Extract the full listing verbatim and drop any pictures from your copy.

Extracts from a graphics dataset:
[BEGIN]

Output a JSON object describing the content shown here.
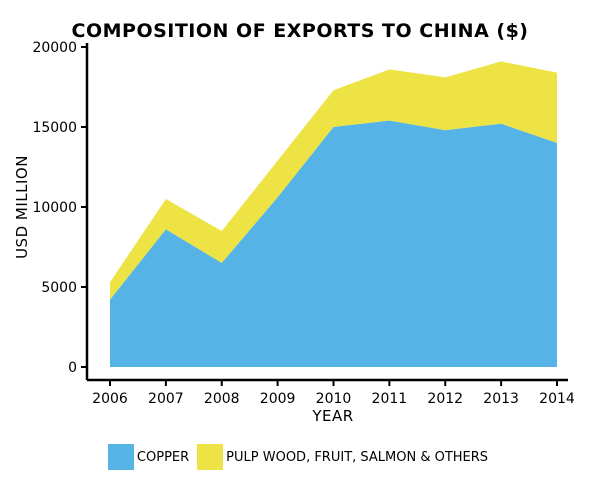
{
  "chart_data": {
    "type": "area",
    "stacked": true,
    "title": "COMPOSITION OF EXPORTS TO CHINA ($)",
    "xlabel": "YEAR",
    "ylabel": "USD MILLION",
    "x": [
      "2006",
      "2007",
      "2008",
      "2009",
      "2010",
      "2011",
      "2012",
      "2013",
      "2014"
    ],
    "ylim": [
      0,
      20000
    ],
    "yticks": [
      "0",
      "5000",
      "10000",
      "15000",
      "20000"
    ],
    "grid": false,
    "legend_position": "bottom",
    "series": [
      {
        "name": "COPPER",
        "color": "#55b3e6",
        "values": [
          4200,
          8600,
          6500,
          10600,
          15000,
          15400,
          14800,
          15200,
          14000
        ]
      },
      {
        "name": "PULP WOOD, FRUIT, SALMON & OTHERS",
        "color": "#ede345",
        "values": [
          1100,
          1900,
          2000,
          2300,
          2300,
          3200,
          3300,
          3900,
          4400
        ]
      }
    ]
  }
}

[END]

(Full output):
Output a JSON object describing the content shown here.
{
  "chart_data": {
    "type": "area",
    "stacked": true,
    "title": "COMPOSITION OF EXPORTS TO CHINA ($)",
    "xlabel": "YEAR",
    "ylabel": "USD MILLION",
    "x": [
      "2006",
      "2007",
      "2008",
      "2009",
      "2010",
      "2011",
      "2012",
      "2013",
      "2014"
    ],
    "ylim": [
      0,
      20000
    ],
    "yticks": [
      "0",
      "5000",
      "10000",
      "15000",
      "20000"
    ],
    "grid": false,
    "legend_position": "bottom",
    "series": [
      {
        "name": "COPPER",
        "color": "#55b3e6",
        "values": [
          4200,
          8600,
          6500,
          10600,
          15000,
          15400,
          14800,
          15200,
          14000
        ]
      },
      {
        "name": "PULP WOOD, FRUIT, SALMON & OTHERS",
        "color": "#ede345",
        "values": [
          1100,
          1900,
          2000,
          2300,
          2300,
          3200,
          3300,
          3900,
          4400
        ]
      }
    ]
  }
}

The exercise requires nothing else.